### Objective:
Copy the records below word for word, from their first line down to and including the line that contains "callout-heading-line: Operation: [28, 449, 268, 471]".

(Stored data)
====

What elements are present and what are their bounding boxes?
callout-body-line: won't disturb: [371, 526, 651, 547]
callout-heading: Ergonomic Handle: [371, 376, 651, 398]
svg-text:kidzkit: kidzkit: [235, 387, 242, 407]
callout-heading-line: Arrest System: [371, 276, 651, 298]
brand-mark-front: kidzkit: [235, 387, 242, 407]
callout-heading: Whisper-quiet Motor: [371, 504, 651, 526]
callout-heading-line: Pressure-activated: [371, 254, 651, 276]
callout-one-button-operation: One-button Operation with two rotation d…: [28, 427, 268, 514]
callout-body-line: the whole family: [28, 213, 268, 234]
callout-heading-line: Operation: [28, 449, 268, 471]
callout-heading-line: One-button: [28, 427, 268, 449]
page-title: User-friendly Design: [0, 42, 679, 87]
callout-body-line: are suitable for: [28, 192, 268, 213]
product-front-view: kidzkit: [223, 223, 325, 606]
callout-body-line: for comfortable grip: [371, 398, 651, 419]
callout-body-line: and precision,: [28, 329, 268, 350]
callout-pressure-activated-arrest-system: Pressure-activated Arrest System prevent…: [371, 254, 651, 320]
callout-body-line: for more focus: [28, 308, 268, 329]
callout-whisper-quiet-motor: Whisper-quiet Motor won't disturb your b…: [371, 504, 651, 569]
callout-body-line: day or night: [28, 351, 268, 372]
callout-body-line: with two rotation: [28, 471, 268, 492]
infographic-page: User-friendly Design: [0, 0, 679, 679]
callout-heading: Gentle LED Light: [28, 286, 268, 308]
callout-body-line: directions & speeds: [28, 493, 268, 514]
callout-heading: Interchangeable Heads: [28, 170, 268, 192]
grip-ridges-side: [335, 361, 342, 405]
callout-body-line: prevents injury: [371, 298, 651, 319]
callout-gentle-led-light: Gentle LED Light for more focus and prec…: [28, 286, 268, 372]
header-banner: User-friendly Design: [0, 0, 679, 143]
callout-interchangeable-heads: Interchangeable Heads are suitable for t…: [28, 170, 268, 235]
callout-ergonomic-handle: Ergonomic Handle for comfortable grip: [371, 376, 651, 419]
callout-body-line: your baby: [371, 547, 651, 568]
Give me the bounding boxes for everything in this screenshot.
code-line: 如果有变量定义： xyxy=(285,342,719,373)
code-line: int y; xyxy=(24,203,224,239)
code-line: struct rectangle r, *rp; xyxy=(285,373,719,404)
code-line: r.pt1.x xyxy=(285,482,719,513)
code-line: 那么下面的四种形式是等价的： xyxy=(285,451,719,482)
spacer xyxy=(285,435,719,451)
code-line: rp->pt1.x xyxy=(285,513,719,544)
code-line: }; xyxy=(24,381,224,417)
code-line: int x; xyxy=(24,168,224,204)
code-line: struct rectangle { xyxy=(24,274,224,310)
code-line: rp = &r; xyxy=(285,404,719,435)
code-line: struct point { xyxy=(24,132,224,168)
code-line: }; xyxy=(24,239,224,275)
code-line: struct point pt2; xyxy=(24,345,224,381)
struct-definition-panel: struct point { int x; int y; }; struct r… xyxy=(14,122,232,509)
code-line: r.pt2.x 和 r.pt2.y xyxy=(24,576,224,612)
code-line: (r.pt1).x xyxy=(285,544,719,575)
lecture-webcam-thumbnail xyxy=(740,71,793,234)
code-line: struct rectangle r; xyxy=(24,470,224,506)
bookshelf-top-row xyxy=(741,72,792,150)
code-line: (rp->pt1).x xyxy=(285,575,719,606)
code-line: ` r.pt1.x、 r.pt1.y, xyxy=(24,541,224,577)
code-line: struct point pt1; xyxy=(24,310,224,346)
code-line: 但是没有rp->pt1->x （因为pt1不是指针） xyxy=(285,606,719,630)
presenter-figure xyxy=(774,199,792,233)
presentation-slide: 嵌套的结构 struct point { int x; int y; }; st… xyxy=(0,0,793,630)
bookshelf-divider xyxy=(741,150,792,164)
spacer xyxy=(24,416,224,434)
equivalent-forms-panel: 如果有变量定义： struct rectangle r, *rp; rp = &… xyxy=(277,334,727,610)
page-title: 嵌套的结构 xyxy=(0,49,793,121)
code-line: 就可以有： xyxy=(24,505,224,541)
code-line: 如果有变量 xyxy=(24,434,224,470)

====

### Written reply:
What elements are present and what are their bounding boxes?
callout-body-line: won't disturb: [371, 526, 651, 547]
callout-heading: Ergonomic Handle: [371, 376, 651, 398]
svg-text:kidzkit: kidzkit: [235, 387, 242, 407]
callout-heading-line: Arrest System: [371, 276, 651, 298]
brand-mark-front: kidzkit: [235, 387, 242, 407]
callout-heading: Whisper-quiet Motor: [371, 504, 651, 526]
callout-heading-line: Pressure-activated: [371, 254, 651, 276]
callout-one-button-operation: One-button Operation with two rotation d…: [28, 427, 268, 514]
callout-body-line: the whole family: [28, 213, 268, 234]
callout-heading-line: Operation: [28, 449, 268, 471]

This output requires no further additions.